▶ [TASK DETAILS] Gather each line in the entries that includes the string "center".

--- START OF TASK DATA ---

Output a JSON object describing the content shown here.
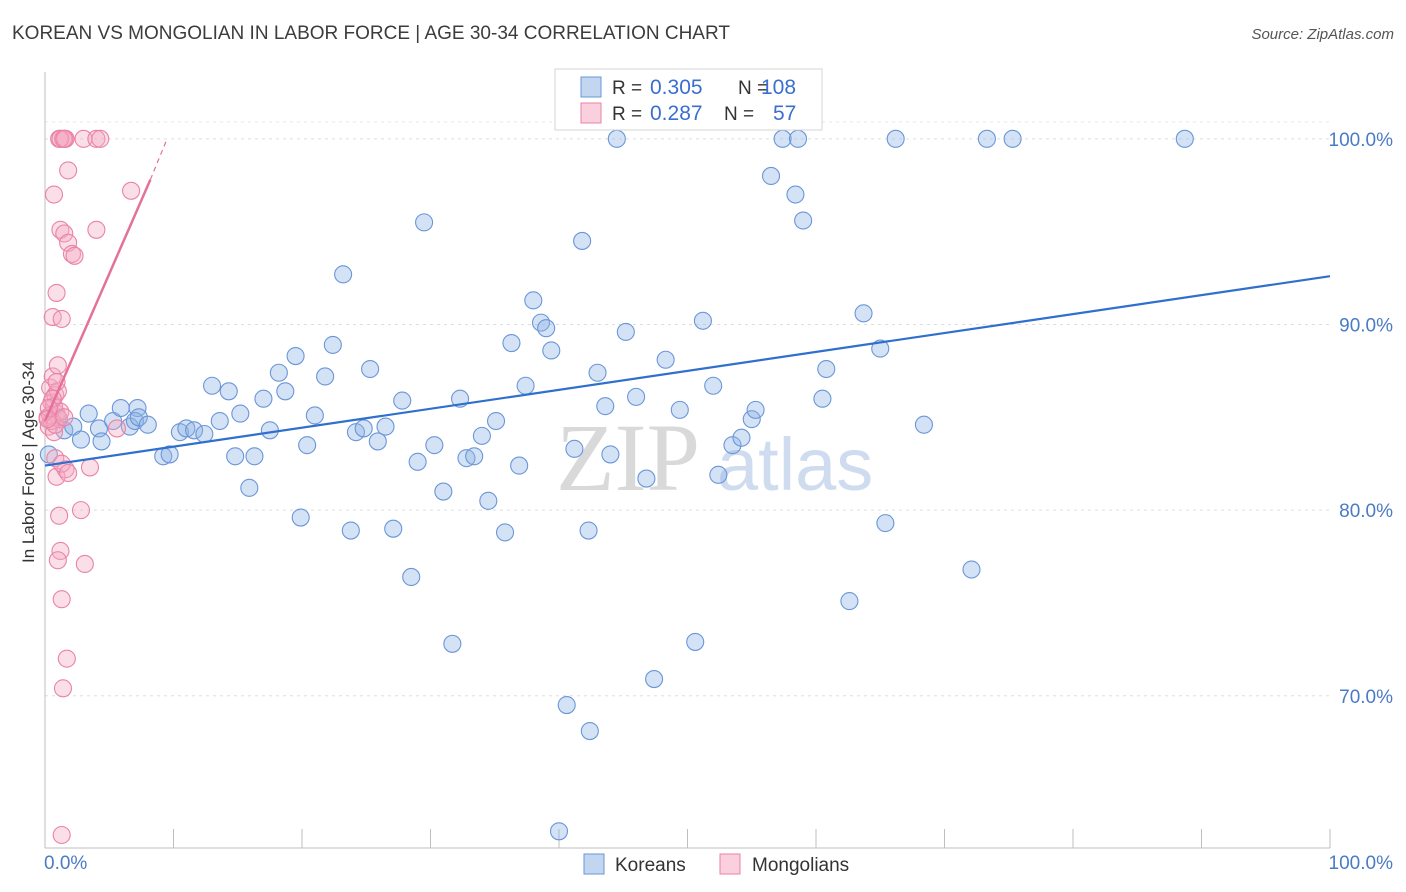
{
  "chart_data": {
    "type": "scatter",
    "title": "KOREAN VS MONGOLIAN IN LABOR FORCE | AGE 30-34 CORRELATION CHART",
    "source": "Source: ZipAtlas.com",
    "xlabel": "",
    "ylabel": "In Labor Force | Age 30-34",
    "xlim": [
      0,
      100
    ],
    "ylim": [
      61.8,
      103.6
    ],
    "x_tick_labels": [
      "0.0%",
      "100.0%"
    ],
    "y_ticks": [
      70,
      80,
      90,
      100
    ],
    "y_tick_labels": [
      "70.0%",
      "80.0%",
      "90.0%",
      "100.0%"
    ],
    "grid": true,
    "legend_position": "top-center",
    "bottom_legend_position": "bottom-center",
    "watermark": {
      "zip": "ZIP",
      "atlas": "atlas"
    },
    "legend_entries": [
      {
        "r_label": "R =",
        "r_value": "0.305",
        "n_label": "N =",
        "n_value": "108"
      },
      {
        "r_label": "R =",
        "r_value": "0.287",
        "n_label": "N =",
        "n_value": "57"
      }
    ],
    "series": [
      {
        "name": "Koreans",
        "color": "#8fb3e6",
        "edge_color": "#6a96d8",
        "line_color": "#2f6fcd",
        "trend": {
          "x": [
            0,
            100
          ],
          "y": [
            82.4,
            92.6
          ]
        },
        "points": [
          [
            0.3,
            83.0
          ],
          [
            1.0,
            85.0
          ],
          [
            1.5,
            84.3
          ],
          [
            2.2,
            84.5
          ],
          [
            2.8,
            83.8
          ],
          [
            3.4,
            85.2
          ],
          [
            4.2,
            84.4
          ],
          [
            4.4,
            83.7
          ],
          [
            5.3,
            84.8
          ],
          [
            5.9,
            85.5
          ],
          [
            6.6,
            84.5
          ],
          [
            7.2,
            85.5
          ],
          [
            7.0,
            84.8
          ],
          [
            7.3,
            85.0
          ],
          [
            8.0,
            84.6
          ],
          [
            9.2,
            82.9
          ],
          [
            9.7,
            83.0
          ],
          [
            10.5,
            84.2
          ],
          [
            11.0,
            84.4
          ],
          [
            11.6,
            84.3
          ],
          [
            12.4,
            84.1
          ],
          [
            13.0,
            86.7
          ],
          [
            13.6,
            84.8
          ],
          [
            14.3,
            86.4
          ],
          [
            14.8,
            82.9
          ],
          [
            15.2,
            85.2
          ],
          [
            15.9,
            81.2
          ],
          [
            16.3,
            82.9
          ],
          [
            17.0,
            86.0
          ],
          [
            17.5,
            84.3
          ],
          [
            18.2,
            87.4
          ],
          [
            18.7,
            86.4
          ],
          [
            19.5,
            88.3
          ],
          [
            19.9,
            79.6
          ],
          [
            20.4,
            83.5
          ],
          [
            21.0,
            85.1
          ],
          [
            21.8,
            87.2
          ],
          [
            22.4,
            88.9
          ],
          [
            23.2,
            92.7
          ],
          [
            23.8,
            78.9
          ],
          [
            24.2,
            84.2
          ],
          [
            24.8,
            84.4
          ],
          [
            25.3,
            87.6
          ],
          [
            25.9,
            83.7
          ],
          [
            26.5,
            84.5
          ],
          [
            27.1,
            79.0
          ],
          [
            27.8,
            85.9
          ],
          [
            28.5,
            76.4
          ],
          [
            29.0,
            82.6
          ],
          [
            29.5,
            95.5
          ],
          [
            30.3,
            83.5
          ],
          [
            31.0,
            81.0
          ],
          [
            31.7,
            72.8
          ],
          [
            32.3,
            86.0
          ],
          [
            32.8,
            82.8
          ],
          [
            33.4,
            82.9
          ],
          [
            34.0,
            84.0
          ],
          [
            34.5,
            80.5
          ],
          [
            35.1,
            84.8
          ],
          [
            35.8,
            78.8
          ],
          [
            36.3,
            89.0
          ],
          [
            36.9,
            82.4
          ],
          [
            37.4,
            86.7
          ],
          [
            38.0,
            91.3
          ],
          [
            38.6,
            90.1
          ],
          [
            39.0,
            89.8
          ],
          [
            39.4,
            88.6
          ],
          [
            40.0,
            62.7
          ],
          [
            40.6,
            69.5
          ],
          [
            41.2,
            83.3
          ],
          [
            41.8,
            94.5
          ],
          [
            42.4,
            68.1
          ],
          [
            42.3,
            78.9
          ],
          [
            43.0,
            87.4
          ],
          [
            43.6,
            85.6
          ],
          [
            44.0,
            83.0
          ],
          [
            44.5,
            100.0
          ],
          [
            45.2,
            89.6
          ],
          [
            46.0,
            86.1
          ],
          [
            46.8,
            81.7
          ],
          [
            47.4,
            70.9
          ],
          [
            48.3,
            88.1
          ],
          [
            49.4,
            85.4
          ],
          [
            50.6,
            72.9
          ],
          [
            51.2,
            90.2
          ],
          [
            52.0,
            86.7
          ],
          [
            52.4,
            81.9
          ],
          [
            53.5,
            83.5
          ],
          [
            54.2,
            83.9
          ],
          [
            55.0,
            84.9
          ],
          [
            55.3,
            85.4
          ],
          [
            56.5,
            98.0
          ],
          [
            57.4,
            100.0
          ],
          [
            58.4,
            97.0
          ],
          [
            59.0,
            95.6
          ],
          [
            60.5,
            86.0
          ],
          [
            60.8,
            87.6
          ],
          [
            62.6,
            75.1
          ],
          [
            63.7,
            90.6
          ],
          [
            65.0,
            88.7
          ],
          [
            65.4,
            79.3
          ],
          [
            66.2,
            100.0
          ],
          [
            68.4,
            84.6
          ],
          [
            72.1,
            76.8
          ],
          [
            73.3,
            100.0
          ],
          [
            75.3,
            100.0
          ],
          [
            88.7,
            100.0
          ],
          [
            58.6,
            100.0
          ]
        ]
      },
      {
        "name": "Mongolians",
        "color": "#f5aac3",
        "edge_color": "#ea83a6",
        "line_color": "#e4719b",
        "trend": {
          "x": [
            0,
            8.2
          ],
          "y": [
            84.8,
            97.8
          ]
        },
        "trend_ext": {
          "x": [
            8.2,
            9.5
          ],
          "y": [
            97.8,
            100.0
          ]
        },
        "points": [
          [
            0.2,
            85.0
          ],
          [
            0.3,
            84.5
          ],
          [
            0.4,
            86.6
          ],
          [
            0.5,
            85.8
          ],
          [
            0.6,
            87.2
          ],
          [
            0.7,
            84.2
          ],
          [
            0.8,
            86.2
          ],
          [
            0.9,
            85.2
          ],
          [
            1.0,
            87.8
          ],
          [
            1.1,
            84.9
          ],
          [
            0.6,
            90.4
          ],
          [
            0.9,
            91.7
          ],
          [
            1.3,
            90.3
          ],
          [
            0.7,
            97.0
          ],
          [
            1.2,
            95.1
          ],
          [
            1.5,
            94.9
          ],
          [
            1.8,
            94.4
          ],
          [
            2.1,
            93.8
          ],
          [
            2.3,
            93.7
          ],
          [
            1.1,
            100.0
          ],
          [
            1.4,
            100.0
          ],
          [
            1.6,
            100.0
          ],
          [
            3.0,
            100.0
          ],
          [
            4.0,
            100.0
          ],
          [
            4.3,
            100.0
          ],
          [
            1.8,
            98.3
          ],
          [
            4.0,
            95.1
          ],
          [
            6.7,
            97.2
          ],
          [
            1.2,
            100.0
          ],
          [
            1.5,
            100.0
          ],
          [
            0.8,
            82.8
          ],
          [
            0.9,
            81.8
          ],
          [
            1.6,
            82.2
          ],
          [
            1.3,
            82.5
          ],
          [
            1.8,
            82.0
          ],
          [
            2.8,
            80.0
          ],
          [
            1.1,
            79.7
          ],
          [
            1.2,
            77.8
          ],
          [
            1.0,
            77.3
          ],
          [
            3.1,
            77.1
          ],
          [
            1.3,
            75.2
          ],
          [
            1.7,
            72.0
          ],
          [
            1.4,
            70.4
          ],
          [
            1.3,
            62.5
          ],
          [
            3.5,
            82.3
          ],
          [
            5.6,
            84.4
          ],
          [
            0.5,
            84.8
          ],
          [
            0.4,
            85.1
          ],
          [
            0.7,
            85.6
          ],
          [
            1.0,
            86.4
          ],
          [
            0.8,
            84.6
          ],
          [
            1.2,
            85.3
          ],
          [
            0.6,
            86.0
          ],
          [
            0.3,
            85.5
          ],
          [
            0.9,
            86.9
          ],
          [
            1.5,
            85.0
          ],
          [
            0.2,
            84.9
          ]
        ]
      }
    ]
  }
}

--- END OF TASK DATA ---

▶ [EXERCISE SOLUTION]
    "legend_position": "top-center",
    "bottom_legend_position": "bottom-center",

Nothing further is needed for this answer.